▸ What is expected
Go through the records and extract every line with the word "JSON".

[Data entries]
+-------+
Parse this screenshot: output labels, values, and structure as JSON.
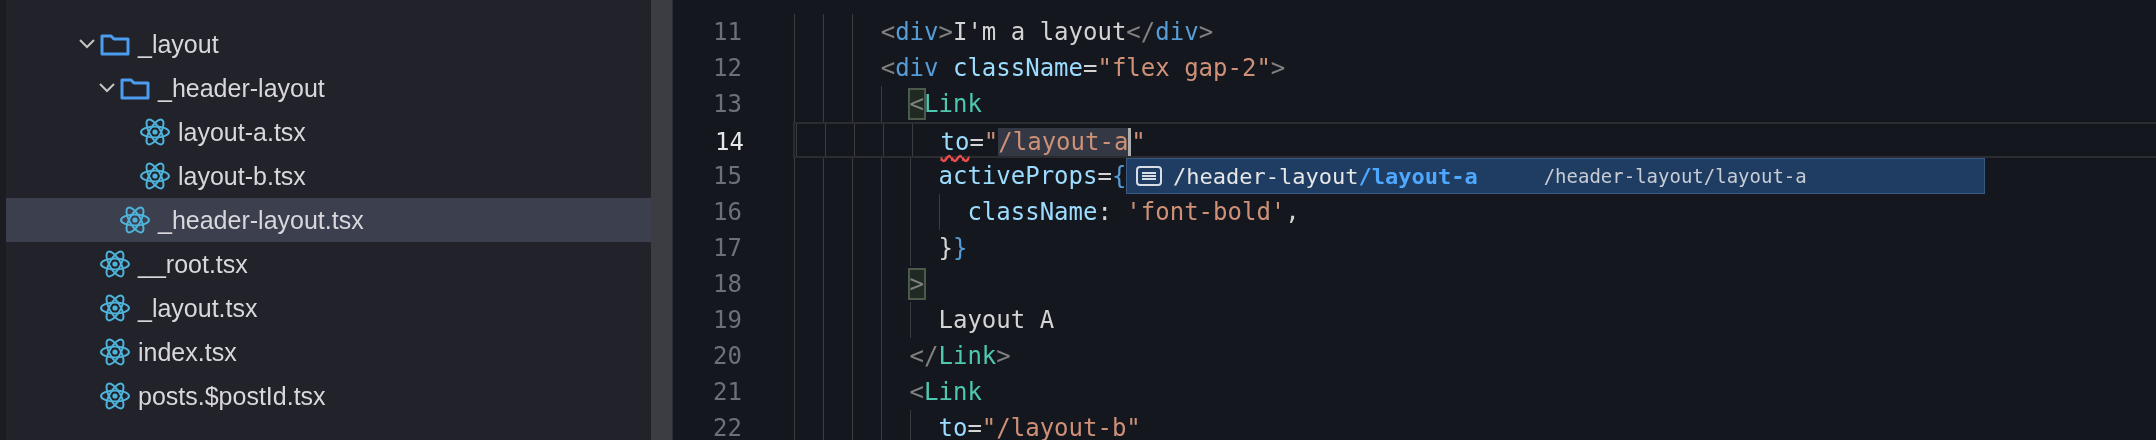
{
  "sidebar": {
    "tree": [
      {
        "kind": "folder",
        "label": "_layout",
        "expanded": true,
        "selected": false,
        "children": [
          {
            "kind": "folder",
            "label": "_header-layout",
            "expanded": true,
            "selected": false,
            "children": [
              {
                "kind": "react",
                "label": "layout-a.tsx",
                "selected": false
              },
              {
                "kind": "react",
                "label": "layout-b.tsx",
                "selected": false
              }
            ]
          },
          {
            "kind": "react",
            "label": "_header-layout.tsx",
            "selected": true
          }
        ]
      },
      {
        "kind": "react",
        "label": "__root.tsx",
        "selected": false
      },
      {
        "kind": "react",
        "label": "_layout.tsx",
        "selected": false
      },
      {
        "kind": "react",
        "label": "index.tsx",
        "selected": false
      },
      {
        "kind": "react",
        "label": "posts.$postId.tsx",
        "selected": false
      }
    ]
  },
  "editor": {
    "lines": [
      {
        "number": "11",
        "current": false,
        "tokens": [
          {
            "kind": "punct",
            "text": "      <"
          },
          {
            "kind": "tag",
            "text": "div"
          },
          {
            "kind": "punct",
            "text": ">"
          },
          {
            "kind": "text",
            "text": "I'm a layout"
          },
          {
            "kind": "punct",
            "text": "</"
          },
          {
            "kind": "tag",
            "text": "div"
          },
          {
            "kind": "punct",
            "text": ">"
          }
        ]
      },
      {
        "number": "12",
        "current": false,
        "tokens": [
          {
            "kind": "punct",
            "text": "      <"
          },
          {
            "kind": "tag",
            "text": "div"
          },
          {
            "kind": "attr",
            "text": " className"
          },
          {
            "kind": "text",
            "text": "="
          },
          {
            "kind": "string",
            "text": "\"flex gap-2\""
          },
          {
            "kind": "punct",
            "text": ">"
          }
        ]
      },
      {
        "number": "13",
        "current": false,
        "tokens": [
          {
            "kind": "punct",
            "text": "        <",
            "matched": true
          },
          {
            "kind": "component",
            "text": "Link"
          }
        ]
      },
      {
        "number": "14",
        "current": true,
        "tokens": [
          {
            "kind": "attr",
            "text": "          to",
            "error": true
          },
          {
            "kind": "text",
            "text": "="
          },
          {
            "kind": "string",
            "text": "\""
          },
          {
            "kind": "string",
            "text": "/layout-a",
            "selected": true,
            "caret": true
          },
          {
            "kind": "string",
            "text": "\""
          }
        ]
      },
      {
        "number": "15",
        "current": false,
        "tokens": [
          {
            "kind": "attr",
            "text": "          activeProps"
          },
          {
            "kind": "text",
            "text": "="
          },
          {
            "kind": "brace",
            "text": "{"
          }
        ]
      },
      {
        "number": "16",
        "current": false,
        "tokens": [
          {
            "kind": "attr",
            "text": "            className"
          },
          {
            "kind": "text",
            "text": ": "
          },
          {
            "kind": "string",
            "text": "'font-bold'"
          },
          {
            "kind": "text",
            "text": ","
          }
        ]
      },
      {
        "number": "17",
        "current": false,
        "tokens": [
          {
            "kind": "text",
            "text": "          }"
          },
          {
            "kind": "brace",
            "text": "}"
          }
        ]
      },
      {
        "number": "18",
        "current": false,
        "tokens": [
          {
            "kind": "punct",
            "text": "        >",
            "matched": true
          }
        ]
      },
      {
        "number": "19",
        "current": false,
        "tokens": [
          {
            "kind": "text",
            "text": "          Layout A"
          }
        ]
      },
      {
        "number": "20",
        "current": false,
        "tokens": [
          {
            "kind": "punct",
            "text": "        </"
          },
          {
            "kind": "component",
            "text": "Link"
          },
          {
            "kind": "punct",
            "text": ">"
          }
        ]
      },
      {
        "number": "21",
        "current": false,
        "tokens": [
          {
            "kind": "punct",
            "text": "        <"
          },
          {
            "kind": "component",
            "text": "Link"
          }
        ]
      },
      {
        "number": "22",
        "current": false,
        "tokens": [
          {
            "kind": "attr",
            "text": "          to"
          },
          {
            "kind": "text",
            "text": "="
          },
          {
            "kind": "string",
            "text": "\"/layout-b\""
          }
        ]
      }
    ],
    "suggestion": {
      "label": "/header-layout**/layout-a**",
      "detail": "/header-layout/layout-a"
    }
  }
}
+-------+
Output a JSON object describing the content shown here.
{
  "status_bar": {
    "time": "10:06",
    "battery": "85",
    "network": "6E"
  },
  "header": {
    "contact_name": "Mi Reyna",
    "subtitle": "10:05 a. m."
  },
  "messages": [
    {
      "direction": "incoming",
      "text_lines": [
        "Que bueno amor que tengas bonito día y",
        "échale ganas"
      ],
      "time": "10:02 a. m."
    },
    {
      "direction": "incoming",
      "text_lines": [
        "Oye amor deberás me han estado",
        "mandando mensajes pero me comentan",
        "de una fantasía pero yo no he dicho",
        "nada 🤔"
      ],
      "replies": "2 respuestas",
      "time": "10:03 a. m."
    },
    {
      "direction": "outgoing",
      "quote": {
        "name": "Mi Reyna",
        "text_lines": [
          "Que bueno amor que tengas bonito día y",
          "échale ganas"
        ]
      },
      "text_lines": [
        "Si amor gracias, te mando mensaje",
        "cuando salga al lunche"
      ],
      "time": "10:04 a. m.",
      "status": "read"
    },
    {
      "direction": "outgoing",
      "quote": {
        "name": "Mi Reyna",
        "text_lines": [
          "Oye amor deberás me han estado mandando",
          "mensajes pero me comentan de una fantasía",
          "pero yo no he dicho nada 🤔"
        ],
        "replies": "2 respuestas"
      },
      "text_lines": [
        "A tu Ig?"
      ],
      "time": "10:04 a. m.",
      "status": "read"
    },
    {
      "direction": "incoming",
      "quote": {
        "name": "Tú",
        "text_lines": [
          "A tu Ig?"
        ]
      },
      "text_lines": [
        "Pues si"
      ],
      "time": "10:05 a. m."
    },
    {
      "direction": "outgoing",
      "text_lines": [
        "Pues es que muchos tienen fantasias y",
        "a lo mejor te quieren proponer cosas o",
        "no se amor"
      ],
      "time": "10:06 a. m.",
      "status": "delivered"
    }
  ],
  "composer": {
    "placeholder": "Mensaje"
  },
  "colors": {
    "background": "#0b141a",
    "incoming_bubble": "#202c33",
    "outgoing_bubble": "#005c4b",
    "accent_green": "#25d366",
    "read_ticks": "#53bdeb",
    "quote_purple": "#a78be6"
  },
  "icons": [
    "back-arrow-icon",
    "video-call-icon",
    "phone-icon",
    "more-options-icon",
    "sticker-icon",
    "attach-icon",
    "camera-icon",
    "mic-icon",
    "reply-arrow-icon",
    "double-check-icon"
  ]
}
+-------+
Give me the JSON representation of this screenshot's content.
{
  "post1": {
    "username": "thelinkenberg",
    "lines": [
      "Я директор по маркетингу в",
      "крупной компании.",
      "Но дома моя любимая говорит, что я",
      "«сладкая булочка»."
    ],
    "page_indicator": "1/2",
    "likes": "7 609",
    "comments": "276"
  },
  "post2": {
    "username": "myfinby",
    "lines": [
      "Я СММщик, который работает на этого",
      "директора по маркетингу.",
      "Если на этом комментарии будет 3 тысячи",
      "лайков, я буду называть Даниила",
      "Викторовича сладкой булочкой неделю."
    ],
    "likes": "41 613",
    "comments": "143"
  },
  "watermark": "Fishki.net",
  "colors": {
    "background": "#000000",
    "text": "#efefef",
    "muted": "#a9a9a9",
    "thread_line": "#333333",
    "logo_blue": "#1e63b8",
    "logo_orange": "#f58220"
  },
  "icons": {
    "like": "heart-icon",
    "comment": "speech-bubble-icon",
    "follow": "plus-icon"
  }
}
+-------+
▸ Completed task
Parse this screenshot: output labels, values, and structure as JSON.
Output a JSON object describing the content shown here.
Give me the JSON representation of this screenshot's content.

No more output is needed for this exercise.